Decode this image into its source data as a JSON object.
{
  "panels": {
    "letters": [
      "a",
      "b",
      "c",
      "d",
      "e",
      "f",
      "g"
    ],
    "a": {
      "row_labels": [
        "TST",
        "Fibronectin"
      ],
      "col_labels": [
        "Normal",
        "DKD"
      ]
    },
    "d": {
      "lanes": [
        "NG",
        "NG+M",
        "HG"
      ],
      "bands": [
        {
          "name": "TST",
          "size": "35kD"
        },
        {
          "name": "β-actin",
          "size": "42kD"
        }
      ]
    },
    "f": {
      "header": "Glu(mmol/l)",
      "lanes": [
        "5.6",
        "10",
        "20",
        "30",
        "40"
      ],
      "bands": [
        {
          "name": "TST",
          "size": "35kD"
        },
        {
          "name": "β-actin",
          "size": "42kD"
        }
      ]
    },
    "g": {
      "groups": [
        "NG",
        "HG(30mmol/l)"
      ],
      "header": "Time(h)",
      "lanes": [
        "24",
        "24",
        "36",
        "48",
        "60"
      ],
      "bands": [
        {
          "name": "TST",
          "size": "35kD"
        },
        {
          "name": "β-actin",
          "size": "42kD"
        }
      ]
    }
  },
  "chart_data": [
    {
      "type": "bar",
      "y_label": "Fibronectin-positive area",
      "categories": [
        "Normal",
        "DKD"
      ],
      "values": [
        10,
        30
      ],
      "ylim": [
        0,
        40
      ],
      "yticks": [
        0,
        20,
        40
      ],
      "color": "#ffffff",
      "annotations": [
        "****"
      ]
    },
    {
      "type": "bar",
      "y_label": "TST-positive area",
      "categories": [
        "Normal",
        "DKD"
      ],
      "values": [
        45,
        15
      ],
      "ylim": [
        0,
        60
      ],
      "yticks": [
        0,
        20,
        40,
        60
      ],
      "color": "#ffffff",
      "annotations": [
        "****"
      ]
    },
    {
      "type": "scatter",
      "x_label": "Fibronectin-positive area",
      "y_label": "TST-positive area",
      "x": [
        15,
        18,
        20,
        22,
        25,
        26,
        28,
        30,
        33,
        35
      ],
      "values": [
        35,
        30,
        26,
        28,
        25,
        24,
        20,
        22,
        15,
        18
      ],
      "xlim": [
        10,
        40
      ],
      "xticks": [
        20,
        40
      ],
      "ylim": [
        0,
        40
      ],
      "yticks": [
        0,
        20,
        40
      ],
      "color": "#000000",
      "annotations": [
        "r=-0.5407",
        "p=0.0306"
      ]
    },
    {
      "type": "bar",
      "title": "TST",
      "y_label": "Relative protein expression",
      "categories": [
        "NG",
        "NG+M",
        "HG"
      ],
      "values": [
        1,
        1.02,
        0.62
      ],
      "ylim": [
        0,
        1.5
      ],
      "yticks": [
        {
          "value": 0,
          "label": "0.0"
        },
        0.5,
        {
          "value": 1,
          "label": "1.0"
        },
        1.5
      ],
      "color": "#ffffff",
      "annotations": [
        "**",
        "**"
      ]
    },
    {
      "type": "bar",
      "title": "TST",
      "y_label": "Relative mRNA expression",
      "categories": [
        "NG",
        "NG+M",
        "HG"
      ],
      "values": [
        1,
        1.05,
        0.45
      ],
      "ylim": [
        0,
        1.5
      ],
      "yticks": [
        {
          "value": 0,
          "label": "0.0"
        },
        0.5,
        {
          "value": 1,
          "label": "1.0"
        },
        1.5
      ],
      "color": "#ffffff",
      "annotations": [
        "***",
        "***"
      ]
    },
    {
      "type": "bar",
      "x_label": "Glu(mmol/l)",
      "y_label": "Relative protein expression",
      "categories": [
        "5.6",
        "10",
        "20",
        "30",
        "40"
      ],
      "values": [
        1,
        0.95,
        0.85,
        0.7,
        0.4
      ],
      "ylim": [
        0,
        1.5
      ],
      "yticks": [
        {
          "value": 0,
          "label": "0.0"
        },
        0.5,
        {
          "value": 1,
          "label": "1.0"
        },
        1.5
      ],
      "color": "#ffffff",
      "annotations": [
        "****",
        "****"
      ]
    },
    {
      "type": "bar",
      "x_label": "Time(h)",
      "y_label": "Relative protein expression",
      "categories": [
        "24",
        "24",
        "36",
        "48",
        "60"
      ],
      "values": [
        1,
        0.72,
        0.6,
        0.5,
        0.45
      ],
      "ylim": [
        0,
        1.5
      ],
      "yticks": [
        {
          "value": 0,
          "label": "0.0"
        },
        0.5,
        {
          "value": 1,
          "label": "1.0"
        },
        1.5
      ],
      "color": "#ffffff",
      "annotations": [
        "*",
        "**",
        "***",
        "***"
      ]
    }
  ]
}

....

> [Task item]: The answer should consist of every line above in which "Fibronectin" appears.

> [Solution to this problem]:
        "Fibronectin"
      "y_label": "Fibronectin-positive area",
      "x_label": "Fibronectin-positive area",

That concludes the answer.